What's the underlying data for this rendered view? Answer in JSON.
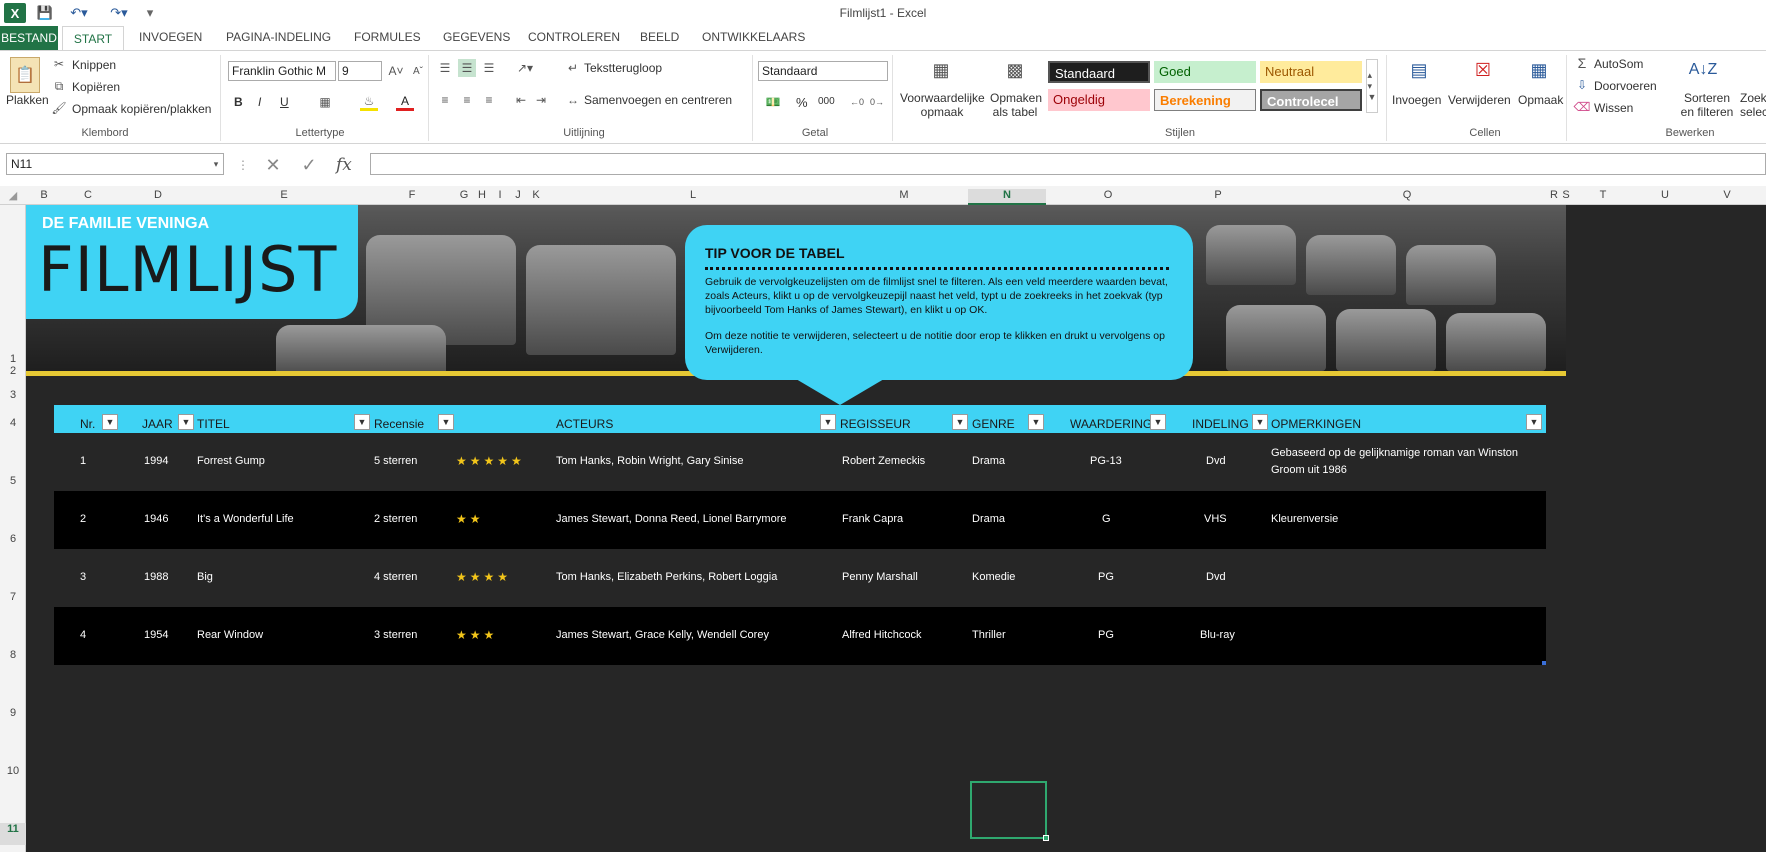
{
  "window": {
    "title": "Filmlijst1 - Excel"
  },
  "tabs": {
    "file": "BESTAND",
    "start": "START",
    "items": [
      "INVOEGEN",
      "PAGINA-INDELING",
      "FORMULES",
      "GEGEVENS",
      "CONTROLEREN",
      "BEELD",
      "ONTWIKKELAARS"
    ]
  },
  "ribbon": {
    "clipboard": {
      "label": "Klembord",
      "paste": "Plakken",
      "cut": "Knippen",
      "copy": "Kopiëren",
      "format_painter": "Opmaak kopiëren/plakken"
    },
    "font": {
      "label": "Lettertype",
      "name": "Franklin Gothic M",
      "size": "9",
      "bold": "B",
      "italic": "I",
      "underline": "U"
    },
    "alignment": {
      "label": "Uitlijning",
      "wrap": "Tekstterugloop",
      "merge": "Samenvoegen en centreren"
    },
    "number": {
      "label": "Getal",
      "format": "Standaard",
      "percent": "%",
      "thousands": "000"
    },
    "styles": {
      "label": "Stijlen",
      "conditional": "Voorwaardelijke opmaak",
      "format_table": "Opmaken als tabel",
      "cells": [
        {
          "name": "Standaard",
          "bg": "#1e1e1e",
          "fg": "#ffffff"
        },
        {
          "name": "Goed",
          "bg": "#c6efce",
          "fg": "#006100"
        },
        {
          "name": "Neutraal",
          "bg": "#ffeb9c",
          "fg": "#9c5700"
        },
        {
          "name": "Ongeldig",
          "bg": "#ffc7ce",
          "fg": "#9c0006"
        },
        {
          "name": "Berekening",
          "bg": "#f2f2f2",
          "fg": "#fa7d00"
        },
        {
          "name": "Controlecel",
          "bg": "#a5a5a5",
          "fg": "#ffffff"
        }
      ]
    },
    "cells": {
      "label": "Cellen",
      "insert": "Invoegen",
      "delete": "Verwijderen",
      "format": "Opmaak"
    },
    "editing": {
      "label": "Bewerken",
      "autosum": "AutoSom",
      "fill": "Doorvoeren",
      "clear": "Wissen",
      "sort": "Sorteren en filteren",
      "find": "Zoek selec"
    }
  },
  "formula_bar": {
    "name_box": "N11",
    "fx": "fx",
    "value": ""
  },
  "columns": [
    "B",
    "C",
    "D",
    "E",
    "F",
    "G",
    "H",
    "I",
    "J",
    "K",
    "L",
    "M",
    "N",
    "O",
    "P",
    "Q",
    "R",
    "S",
    "T",
    "U",
    "V"
  ],
  "rows": [
    "1",
    "2",
    "3",
    "4",
    "5",
    "6",
    "7",
    "8",
    "9",
    "10",
    "11"
  ],
  "sheet": {
    "family": "DE FAMILIE VENINGA",
    "title": "FILMLIJST",
    "tip": {
      "heading": "TIP VOOR DE TABEL",
      "p1": "Gebruik de vervolgkeuzelijsten om de filmlijst snel te filteren. Als een veld meerdere waarden bevat, zoals Acteurs, klikt u op de vervolgkeuzepijl naast het veld, typt u de zoekreeks in het zoekvak (typ bijvoorbeeld Tom Hanks of James Stewart), en klikt u op OK.",
      "p2": "Om deze notitie te verwijderen, selecteert u de notitie door erop te klikken en drukt u vervolgens op Verwijderen."
    },
    "headers": {
      "nr": "Nr.",
      "jaar": "JAAR",
      "titel": "TITEL",
      "recensie": "Recensie",
      "acteurs": "ACTEURS",
      "regisseur": "REGISSEUR",
      "genre": "GENRE",
      "waardering": "WAARDERING",
      "indeling": "INDELING",
      "opmerkingen": "OPMERKINGEN"
    },
    "movies": [
      {
        "nr": "1",
        "jaar": "1994",
        "titel": "Forrest Gump",
        "recensie": "5 sterren",
        "stars": 5,
        "acteurs": "Tom Hanks, Robin Wright, Gary Sinise",
        "regisseur": "Robert Zemeckis",
        "genre": "Drama",
        "waardering": "PG-13",
        "indeling": "Dvd",
        "opm1": "Gebaseerd op de gelijknamige roman van Winston",
        "opm2": "Groom uit 1986"
      },
      {
        "nr": "2",
        "jaar": "1946",
        "titel": "It's a Wonderful Life",
        "recensie": "2 sterren",
        "stars": 2,
        "acteurs": "James Stewart, Donna Reed, Lionel Barrymore",
        "regisseur": "Frank Capra",
        "genre": "Drama",
        "waardering": "G",
        "indeling": "VHS",
        "opm1": "Kleurenversie",
        "opm2": ""
      },
      {
        "nr": "3",
        "jaar": "1988",
        "titel": "Big",
        "recensie": "4 sterren",
        "stars": 4,
        "acteurs": "Tom Hanks, Elizabeth Perkins, Robert Loggia",
        "regisseur": "Penny Marshall",
        "genre": "Komedie",
        "waardering": "PG",
        "indeling": "Dvd",
        "opm1": "",
        "opm2": ""
      },
      {
        "nr": "4",
        "jaar": "1954",
        "titel": "Rear Window",
        "recensie": "3 sterren",
        "stars": 3,
        "acteurs": "James Stewart, Grace Kelly, Wendell Corey",
        "regisseur": "Alfred Hitchcock",
        "genre": "Thriller",
        "waardering": "PG",
        "indeling": "Blu-ray",
        "opm1": "",
        "opm2": ""
      }
    ]
  },
  "colors": {
    "accent": "#3fd3f4",
    "excel_green": "#217346",
    "row_dark": "#000000",
    "row_mid": "#262626",
    "banner_line": "#e6c834"
  }
}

━━━━━━━━

▶ _Exercise description_: Using the entries above, return each line in which the word "titel" occurs.

▶ _Full response_:
      "titel": "TITEL",
        "titel": "Forrest Gump",
        "titel": "It's a Wonderful Life",
        "titel": "Big",
        "titel": "Rear Window",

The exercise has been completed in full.